═════ Data excerpts ═════
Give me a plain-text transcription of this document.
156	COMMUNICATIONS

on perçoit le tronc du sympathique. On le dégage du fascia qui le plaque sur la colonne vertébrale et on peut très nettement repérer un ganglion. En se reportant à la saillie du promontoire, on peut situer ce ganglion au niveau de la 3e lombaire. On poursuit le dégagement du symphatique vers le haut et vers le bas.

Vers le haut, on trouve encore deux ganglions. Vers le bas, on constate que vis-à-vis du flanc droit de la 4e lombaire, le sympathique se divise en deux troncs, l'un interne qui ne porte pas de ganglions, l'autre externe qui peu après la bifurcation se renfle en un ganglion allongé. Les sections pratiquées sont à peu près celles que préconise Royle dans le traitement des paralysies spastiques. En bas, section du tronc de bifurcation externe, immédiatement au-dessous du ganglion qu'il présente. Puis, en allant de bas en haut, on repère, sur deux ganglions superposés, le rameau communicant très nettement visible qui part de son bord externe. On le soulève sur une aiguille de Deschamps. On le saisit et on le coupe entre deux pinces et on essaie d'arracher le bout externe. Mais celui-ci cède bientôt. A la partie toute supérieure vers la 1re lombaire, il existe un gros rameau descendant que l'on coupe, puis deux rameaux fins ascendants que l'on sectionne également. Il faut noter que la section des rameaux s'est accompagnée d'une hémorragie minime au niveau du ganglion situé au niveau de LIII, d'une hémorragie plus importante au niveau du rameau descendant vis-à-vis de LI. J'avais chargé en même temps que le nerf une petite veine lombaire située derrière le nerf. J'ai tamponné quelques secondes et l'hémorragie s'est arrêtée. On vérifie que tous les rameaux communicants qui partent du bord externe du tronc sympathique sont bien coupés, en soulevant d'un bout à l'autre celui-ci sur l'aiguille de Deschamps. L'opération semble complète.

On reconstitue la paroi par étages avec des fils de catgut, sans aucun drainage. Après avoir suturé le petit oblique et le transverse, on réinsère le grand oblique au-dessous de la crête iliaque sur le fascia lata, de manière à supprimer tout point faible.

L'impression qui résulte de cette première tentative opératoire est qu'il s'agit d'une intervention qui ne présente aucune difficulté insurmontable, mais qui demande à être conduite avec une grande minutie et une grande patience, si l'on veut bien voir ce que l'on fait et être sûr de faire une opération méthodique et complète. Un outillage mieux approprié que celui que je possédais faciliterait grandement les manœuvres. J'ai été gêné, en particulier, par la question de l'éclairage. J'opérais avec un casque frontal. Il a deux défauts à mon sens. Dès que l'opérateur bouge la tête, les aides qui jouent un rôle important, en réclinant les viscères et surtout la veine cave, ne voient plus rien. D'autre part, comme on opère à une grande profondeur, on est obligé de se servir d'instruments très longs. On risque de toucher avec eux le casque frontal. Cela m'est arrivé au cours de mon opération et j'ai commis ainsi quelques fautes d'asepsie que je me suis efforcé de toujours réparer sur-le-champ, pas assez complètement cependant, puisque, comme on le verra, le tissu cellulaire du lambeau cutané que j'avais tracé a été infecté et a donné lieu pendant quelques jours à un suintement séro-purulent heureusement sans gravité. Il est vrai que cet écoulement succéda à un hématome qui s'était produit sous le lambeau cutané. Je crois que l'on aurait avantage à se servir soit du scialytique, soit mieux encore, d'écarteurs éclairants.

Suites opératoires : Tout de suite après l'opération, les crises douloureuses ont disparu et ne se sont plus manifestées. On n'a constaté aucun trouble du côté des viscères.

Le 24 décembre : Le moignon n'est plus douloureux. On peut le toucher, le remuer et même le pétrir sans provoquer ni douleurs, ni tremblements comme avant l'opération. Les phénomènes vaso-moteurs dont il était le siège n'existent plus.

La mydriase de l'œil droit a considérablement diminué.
═════
§ **Request**
Your task is to retype all of the records exactly.

§ **Worked answer**
Give me a plain-text transcription of this document.
156	COMMUNICATIONS

on perçoit le tronc du sympathique. On le dégage du fascia qui le plaque sur la colonne vertébrale et on peut très nettement repérer un ganglion. En se reportant à la saillie du promontoire, on peut situer ce ganglion au niveau de la 3e lombaire. On poursuit le dégagement du symphatique vers le haut et vers le bas.

Vers le haut, on trouve encore deux ganglions. Vers le bas, on constate que vis-à-vis du flanc droit de la 4e lombaire, le sympathique se divise en deux troncs, l'un interne qui ne porte pas de ganglions, l'autre externe qui peu après la bifurcation se renfle en un ganglion allongé. Les sections pratiquées sont à peu près celles que préconise Royle dans le traitement des paralysies spastiques. En bas, section du tronc de bifurcation externe, immédiatement au-dessous du ganglion qu'il présente. Puis, en allant de bas en haut, on repère, sur deux ganglions superposés, le rameau communicant très nettement visible qui part de son bord externe. On le soulève sur une aiguille de Deschamps. On le saisit et on le coupe entre deux pinces et on essaie d'arracher le bout externe. Mais celui-ci cède bientôt. A la partie toute supérieure vers la 1re lombaire, il existe un gros rameau descendant que l'on coupe, puis deux rameaux fins ascendants que l'on sectionne également. Il faut noter que la section des rameaux s'est accompagnée d'une hémorragie minime au niveau du ganglion situé au niveau de LIII, d'une hémorragie plus importante au niveau du rameau descendant vis-à-vis de LI. J'avais chargé en même temps que le nerf une petite veine lombaire située derrière le nerf. J'ai tamponné quelques secondes et l'hémorragie s'est arrêtée. On vérifie que tous les rameaux communicants qui partent du bord externe du tronc sympathique sont bien coupés, en soulevant d'un bout à l'autre celui-ci sur l'aiguille de Deschamps. L'opération semble complète.

On reconstitue la paroi par étages avec des fils de catgut, sans aucun drainage. Après avoir suturé le petit oblique et le transverse, on réinsère le grand oblique au-dessous de la crête iliaque sur le fascia lata, de manière à supprimer tout point faible.

L'impression qui résulte de cette première tentative opératoire est qu'il s'agit d'une intervention qui ne présente aucune difficulté insurmontable, mais qui demande à être conduite avec une grande minutie et une grande patience, si l'on veut bien voir ce que l'on fait et être sûr de faire une opération méthodique et complète. Un outillage mieux approprié que celui que je possédais faciliterait grandement les manœuvres. J'ai été gêné, en particulier, par la question de l'éclairage. J'opérais avec un casque frontal. Il a deux défauts à mon sens. Dès que l'opérateur bouge la tête, les aides qui jouent un rôle important, en réclinant les viscères et surtout la veine cave, ne voient plus rien. D'autre part, comme on opère à une grande profondeur, on est obligé de se servir d'instruments très longs. On risque de toucher avec eux le casque frontal. Cela m'est arrivé au cours de mon opération et j'ai commis ainsi quelques fautes d'asepsie que je me suis efforcé de toujours réparer sur-le-champ, pas assez complètement cependant, puisque, comme on le verra, le tissu cellulaire du lambeau cutané que j'avais tracé a été infecté et a donné lieu pendant quelques jours à un suintement séro-purulent heureusement sans gravité. Il est vrai que cet écoulement succéda à un hématome qui s'était produit sous le lambeau cutané. Je crois que l'on aurait avantage à se servir soit du scialytique, soit mieux encore, d'écarteurs éclairants.

Suites opératoires : Tout de suite après l'opération, les crises douloureuses ont disparu et ne se sont plus manifestées. On n'a constaté aucun trouble du côté des viscères.

Le 24 décembre : Le moignon n'est plus douloureux. On peut le toucher, le remuer et même le pétrir sans provoquer ni douleurs, ni tremblements comme avant l'opération. Les phénomènes vaso-moteurs dont il était le siège n'existent plus.

La mydriase de l'œil droit a considérablement diminué.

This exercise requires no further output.